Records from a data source
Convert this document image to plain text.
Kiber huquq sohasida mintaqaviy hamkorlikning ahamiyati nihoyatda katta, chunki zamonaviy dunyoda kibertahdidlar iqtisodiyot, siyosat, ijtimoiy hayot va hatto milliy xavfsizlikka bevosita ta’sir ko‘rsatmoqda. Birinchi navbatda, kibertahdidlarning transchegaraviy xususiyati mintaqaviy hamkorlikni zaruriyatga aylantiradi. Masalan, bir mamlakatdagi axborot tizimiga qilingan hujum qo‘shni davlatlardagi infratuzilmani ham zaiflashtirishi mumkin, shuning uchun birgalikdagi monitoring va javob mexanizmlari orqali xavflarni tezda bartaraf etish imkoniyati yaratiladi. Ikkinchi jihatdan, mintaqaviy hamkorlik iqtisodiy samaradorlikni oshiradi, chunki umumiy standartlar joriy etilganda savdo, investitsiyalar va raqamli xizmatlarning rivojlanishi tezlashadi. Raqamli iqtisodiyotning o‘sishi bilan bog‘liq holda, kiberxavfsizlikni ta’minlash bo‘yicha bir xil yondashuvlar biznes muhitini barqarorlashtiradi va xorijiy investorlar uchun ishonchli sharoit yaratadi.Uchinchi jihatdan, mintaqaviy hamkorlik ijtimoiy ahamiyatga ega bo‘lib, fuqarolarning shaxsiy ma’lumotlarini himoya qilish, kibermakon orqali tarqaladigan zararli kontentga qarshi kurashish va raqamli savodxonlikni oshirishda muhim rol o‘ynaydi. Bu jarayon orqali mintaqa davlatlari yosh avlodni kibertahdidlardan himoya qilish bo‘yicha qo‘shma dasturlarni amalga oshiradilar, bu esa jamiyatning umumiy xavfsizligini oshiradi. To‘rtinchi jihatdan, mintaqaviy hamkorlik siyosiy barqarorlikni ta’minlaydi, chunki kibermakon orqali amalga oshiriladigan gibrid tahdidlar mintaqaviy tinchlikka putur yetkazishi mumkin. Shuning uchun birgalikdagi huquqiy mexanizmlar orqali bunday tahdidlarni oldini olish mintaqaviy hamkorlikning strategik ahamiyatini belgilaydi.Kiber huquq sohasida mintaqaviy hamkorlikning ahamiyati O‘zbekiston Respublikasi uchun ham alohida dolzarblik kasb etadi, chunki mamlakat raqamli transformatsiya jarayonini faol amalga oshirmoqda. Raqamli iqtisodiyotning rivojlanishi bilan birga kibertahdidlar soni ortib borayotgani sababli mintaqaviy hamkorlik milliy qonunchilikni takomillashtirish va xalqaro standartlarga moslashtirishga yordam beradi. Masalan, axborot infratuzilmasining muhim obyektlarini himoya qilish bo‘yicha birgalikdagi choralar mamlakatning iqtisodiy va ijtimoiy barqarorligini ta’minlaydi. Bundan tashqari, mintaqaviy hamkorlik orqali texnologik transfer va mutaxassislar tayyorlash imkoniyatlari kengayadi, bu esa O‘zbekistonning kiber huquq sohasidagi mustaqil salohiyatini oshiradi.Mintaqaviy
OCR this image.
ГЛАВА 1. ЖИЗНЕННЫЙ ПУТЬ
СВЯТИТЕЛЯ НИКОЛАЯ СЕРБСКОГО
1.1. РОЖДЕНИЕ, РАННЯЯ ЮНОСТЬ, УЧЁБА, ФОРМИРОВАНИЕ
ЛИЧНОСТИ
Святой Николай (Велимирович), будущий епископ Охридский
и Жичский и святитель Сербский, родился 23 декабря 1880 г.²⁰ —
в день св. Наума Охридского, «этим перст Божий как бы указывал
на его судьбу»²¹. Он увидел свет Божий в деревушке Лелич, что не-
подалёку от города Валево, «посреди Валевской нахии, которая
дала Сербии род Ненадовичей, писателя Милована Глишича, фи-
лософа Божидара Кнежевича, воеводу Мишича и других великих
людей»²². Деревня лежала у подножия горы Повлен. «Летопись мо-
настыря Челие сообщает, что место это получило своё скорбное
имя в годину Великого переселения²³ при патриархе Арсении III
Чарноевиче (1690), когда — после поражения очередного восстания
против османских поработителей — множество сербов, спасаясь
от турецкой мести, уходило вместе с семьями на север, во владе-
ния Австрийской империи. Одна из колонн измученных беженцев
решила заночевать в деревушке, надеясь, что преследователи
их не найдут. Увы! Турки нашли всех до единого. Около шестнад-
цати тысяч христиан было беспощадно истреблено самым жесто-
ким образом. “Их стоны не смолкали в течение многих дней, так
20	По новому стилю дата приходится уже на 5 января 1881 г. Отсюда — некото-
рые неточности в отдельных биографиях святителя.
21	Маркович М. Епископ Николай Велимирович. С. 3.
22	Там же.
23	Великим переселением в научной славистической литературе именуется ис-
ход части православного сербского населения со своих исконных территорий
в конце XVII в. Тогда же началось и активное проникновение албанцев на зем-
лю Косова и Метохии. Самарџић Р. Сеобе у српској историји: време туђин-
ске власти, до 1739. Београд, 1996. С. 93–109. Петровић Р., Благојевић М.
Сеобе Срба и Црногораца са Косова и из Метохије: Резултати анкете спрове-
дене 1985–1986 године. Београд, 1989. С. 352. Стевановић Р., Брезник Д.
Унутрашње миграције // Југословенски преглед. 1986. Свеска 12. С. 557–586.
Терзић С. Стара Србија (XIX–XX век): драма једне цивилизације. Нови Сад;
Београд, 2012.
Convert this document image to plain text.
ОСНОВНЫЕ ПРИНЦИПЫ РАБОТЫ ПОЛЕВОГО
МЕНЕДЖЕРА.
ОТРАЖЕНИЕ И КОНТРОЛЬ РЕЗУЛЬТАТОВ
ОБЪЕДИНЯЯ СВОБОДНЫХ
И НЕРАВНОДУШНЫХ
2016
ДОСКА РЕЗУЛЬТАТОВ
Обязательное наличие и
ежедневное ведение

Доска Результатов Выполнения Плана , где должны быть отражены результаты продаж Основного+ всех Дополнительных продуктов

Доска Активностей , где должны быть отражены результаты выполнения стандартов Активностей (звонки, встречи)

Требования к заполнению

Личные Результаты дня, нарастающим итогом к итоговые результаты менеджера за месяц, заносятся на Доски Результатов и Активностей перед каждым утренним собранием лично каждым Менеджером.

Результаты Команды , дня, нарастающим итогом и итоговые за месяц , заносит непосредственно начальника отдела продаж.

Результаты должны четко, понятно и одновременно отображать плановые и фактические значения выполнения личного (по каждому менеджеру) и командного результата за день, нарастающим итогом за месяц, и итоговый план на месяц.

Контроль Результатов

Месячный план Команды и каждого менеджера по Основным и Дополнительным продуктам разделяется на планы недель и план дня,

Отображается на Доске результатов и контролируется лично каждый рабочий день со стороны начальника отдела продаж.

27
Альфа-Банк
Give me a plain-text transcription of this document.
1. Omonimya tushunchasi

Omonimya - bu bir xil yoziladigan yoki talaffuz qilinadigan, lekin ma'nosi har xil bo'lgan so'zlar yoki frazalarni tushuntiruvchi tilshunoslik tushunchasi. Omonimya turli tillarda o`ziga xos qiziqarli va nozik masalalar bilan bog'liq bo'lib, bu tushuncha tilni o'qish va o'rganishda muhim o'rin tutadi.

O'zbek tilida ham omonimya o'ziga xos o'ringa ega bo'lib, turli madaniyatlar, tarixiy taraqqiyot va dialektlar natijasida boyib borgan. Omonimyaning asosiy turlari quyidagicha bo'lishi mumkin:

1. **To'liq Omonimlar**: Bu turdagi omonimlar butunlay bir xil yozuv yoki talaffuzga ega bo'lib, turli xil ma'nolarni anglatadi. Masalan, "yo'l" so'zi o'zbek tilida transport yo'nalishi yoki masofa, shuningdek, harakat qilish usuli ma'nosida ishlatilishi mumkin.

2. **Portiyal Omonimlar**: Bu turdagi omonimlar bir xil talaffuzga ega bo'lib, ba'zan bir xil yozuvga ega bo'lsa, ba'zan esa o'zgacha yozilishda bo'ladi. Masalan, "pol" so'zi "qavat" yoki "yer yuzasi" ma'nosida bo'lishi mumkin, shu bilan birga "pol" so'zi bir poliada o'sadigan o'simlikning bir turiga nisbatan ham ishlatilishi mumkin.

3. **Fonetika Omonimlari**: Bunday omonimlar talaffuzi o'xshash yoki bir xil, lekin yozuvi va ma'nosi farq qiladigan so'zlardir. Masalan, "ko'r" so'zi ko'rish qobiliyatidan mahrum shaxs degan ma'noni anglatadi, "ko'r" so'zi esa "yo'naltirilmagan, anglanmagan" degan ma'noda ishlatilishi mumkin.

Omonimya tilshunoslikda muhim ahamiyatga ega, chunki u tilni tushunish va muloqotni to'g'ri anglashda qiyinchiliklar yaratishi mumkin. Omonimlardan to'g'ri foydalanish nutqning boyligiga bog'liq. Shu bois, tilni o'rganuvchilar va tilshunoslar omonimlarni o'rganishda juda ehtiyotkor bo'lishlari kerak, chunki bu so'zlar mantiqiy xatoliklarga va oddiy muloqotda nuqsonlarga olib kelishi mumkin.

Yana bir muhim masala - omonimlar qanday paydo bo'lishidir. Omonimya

WRITTEN TASK: What is the number of lines in the data that hold the word "Божий"? Reply with that number and nothing else.

TASK RESULT: 2